AIM - From the listing below, pick out each line with the word "pracowników".

SUPPLIED ENTRIES -
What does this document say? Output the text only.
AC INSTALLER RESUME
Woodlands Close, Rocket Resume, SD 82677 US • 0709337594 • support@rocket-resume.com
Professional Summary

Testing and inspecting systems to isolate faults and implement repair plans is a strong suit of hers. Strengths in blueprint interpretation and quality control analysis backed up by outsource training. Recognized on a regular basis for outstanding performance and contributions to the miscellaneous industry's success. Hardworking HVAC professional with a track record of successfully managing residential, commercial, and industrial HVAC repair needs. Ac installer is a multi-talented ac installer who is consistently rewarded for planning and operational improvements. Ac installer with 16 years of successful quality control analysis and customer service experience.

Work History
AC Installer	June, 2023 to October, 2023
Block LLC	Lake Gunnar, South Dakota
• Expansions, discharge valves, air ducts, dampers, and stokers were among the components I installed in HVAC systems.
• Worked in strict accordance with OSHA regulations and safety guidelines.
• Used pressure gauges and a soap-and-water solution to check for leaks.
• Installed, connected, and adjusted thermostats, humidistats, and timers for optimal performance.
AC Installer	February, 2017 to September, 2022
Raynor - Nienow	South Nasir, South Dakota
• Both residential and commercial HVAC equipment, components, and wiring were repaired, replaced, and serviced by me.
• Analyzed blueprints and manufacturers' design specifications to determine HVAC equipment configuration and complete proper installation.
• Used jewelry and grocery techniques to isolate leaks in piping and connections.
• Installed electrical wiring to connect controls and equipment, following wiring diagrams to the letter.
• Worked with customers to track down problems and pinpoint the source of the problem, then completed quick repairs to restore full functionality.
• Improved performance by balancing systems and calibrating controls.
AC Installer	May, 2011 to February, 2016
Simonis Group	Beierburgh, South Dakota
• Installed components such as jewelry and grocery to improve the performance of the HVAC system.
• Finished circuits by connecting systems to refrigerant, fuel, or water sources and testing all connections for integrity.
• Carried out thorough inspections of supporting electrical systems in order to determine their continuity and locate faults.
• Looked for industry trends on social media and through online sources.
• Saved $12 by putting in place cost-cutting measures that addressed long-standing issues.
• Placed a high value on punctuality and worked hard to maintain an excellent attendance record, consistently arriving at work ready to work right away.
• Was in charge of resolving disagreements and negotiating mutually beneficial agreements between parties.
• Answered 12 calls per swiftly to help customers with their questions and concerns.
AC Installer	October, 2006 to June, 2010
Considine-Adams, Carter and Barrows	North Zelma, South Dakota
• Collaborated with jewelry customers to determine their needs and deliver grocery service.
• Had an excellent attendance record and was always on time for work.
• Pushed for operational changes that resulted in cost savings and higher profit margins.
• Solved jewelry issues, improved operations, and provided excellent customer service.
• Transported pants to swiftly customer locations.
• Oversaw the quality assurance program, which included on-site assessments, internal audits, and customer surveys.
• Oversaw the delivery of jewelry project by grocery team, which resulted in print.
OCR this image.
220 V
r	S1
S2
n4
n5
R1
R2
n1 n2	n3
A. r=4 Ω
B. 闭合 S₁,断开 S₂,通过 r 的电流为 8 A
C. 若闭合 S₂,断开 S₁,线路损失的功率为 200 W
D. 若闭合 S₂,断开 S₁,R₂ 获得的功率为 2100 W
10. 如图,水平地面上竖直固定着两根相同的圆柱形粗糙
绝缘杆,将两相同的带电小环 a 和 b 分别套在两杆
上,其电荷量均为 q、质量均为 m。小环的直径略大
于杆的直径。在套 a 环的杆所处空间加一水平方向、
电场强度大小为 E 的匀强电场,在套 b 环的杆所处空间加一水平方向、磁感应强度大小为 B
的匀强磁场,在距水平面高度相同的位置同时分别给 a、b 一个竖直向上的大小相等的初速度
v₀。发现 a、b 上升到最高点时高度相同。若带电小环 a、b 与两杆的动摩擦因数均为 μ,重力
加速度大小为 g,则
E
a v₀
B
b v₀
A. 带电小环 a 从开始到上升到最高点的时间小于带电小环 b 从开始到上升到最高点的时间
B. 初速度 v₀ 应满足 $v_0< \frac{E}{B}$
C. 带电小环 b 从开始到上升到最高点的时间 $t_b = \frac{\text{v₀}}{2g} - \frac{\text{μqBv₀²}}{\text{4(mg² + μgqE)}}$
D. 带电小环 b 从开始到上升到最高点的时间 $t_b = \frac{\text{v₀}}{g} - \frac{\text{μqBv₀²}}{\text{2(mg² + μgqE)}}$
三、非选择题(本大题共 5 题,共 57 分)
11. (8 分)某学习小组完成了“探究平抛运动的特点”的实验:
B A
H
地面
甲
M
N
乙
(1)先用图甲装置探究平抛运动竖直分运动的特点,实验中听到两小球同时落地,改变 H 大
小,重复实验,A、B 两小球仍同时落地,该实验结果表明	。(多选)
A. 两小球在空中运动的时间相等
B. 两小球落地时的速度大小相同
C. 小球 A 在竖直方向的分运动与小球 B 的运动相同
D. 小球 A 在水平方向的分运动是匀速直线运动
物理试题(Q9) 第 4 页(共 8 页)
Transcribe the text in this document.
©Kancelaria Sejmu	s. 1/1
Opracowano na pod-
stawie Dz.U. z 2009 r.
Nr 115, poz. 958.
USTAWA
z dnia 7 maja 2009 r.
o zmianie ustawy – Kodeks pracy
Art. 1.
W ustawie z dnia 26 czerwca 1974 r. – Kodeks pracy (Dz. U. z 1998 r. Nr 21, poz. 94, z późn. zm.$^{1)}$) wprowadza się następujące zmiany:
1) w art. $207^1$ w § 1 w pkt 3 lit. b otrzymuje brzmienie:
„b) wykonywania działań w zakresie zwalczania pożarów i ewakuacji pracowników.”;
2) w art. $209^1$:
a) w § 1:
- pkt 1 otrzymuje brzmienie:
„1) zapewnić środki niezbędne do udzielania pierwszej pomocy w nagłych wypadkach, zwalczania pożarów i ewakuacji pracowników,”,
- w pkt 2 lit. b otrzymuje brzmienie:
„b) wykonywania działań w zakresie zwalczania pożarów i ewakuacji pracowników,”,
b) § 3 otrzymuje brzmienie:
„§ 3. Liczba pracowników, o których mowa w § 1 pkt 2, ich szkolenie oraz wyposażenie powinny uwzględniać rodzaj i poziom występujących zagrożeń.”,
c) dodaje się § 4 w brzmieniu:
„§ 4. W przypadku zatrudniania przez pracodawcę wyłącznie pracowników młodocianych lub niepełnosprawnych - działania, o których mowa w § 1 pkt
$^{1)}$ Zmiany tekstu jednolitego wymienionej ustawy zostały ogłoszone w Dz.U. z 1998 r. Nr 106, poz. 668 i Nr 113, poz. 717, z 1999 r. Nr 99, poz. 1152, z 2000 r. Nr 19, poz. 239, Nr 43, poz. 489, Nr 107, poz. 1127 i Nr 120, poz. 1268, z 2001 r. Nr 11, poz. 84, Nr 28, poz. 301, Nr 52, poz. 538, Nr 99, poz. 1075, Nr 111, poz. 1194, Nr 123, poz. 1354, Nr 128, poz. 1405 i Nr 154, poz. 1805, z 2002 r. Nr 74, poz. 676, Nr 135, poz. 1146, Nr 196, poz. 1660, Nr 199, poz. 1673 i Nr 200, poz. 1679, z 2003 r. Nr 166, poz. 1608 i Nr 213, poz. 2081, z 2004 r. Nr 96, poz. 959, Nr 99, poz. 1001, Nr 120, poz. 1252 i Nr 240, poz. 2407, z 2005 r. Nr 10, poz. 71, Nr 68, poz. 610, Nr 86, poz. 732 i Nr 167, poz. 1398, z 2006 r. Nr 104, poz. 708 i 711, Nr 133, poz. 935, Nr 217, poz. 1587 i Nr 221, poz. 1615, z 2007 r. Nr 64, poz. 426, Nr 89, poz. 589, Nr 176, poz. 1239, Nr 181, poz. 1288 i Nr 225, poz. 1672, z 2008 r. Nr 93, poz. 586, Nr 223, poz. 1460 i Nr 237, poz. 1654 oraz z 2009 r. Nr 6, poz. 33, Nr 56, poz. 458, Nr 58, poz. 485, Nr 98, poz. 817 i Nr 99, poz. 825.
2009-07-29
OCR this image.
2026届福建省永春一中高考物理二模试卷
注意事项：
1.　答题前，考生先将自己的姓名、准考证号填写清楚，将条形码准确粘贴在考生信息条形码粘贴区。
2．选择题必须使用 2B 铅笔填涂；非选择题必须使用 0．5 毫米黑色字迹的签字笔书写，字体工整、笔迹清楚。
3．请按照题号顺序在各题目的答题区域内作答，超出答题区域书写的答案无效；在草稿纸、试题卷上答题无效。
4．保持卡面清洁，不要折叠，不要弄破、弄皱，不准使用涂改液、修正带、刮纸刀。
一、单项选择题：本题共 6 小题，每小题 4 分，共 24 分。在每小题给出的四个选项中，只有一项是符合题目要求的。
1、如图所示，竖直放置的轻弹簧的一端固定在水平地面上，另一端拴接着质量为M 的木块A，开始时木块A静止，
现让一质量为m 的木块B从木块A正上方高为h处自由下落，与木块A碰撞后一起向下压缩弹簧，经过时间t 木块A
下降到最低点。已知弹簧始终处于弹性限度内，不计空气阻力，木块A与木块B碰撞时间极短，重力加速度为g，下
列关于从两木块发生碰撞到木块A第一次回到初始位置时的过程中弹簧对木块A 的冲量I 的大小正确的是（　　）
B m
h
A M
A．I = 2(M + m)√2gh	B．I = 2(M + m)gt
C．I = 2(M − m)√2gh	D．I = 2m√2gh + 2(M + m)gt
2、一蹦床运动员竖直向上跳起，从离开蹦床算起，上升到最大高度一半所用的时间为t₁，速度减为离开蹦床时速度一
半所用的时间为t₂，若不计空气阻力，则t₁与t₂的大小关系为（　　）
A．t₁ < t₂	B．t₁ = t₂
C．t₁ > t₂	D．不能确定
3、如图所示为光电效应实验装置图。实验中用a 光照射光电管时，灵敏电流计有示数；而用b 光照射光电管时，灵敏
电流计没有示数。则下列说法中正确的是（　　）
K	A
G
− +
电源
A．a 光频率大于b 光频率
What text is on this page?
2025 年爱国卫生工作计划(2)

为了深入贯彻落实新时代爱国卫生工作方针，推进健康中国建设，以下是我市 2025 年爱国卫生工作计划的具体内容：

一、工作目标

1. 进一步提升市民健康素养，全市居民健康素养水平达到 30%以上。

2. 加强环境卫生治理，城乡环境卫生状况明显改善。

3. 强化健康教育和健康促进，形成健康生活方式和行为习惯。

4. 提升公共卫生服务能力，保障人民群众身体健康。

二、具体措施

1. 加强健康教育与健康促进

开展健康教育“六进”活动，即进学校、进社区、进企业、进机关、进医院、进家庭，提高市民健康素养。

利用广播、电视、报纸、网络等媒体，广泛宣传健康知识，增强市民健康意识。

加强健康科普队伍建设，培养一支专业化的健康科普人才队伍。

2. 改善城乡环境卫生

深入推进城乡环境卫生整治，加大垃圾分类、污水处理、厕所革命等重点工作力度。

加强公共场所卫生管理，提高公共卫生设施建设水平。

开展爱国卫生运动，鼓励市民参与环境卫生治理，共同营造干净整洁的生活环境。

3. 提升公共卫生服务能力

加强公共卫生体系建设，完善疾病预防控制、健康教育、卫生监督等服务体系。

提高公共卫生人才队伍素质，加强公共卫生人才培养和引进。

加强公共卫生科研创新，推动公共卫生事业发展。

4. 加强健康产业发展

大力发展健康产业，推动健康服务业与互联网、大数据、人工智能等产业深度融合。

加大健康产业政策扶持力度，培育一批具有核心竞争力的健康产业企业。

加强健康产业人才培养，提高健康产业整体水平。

TASK RESULT -
„b) wykonywania działań w zakresie zwalczania pożarów i ewakuacji pracowników.”;
„1) zapewnić środki niezbędne do udzielania pierwszej pomocy w nagłych wypadkach, zwalczania pożarów i ewakuacji pracowników,”,
„b) wykonywania działań w zakresie zwalczania pożarów i ewakuacji pracowników,”,
„§ 3. Liczba pracowników, o których mowa w § 1 pkt 2, ich szkolenie oraz wyposażenie powinny uwzględniać rodzaj i poziom występujących zagrożeń.”,
„§ 4. W przypadku zatrudniania przez pracodawcę wyłącznie pracowników młodocianych lub niepełnosprawnych - działania, o których mowa w § 1 pkt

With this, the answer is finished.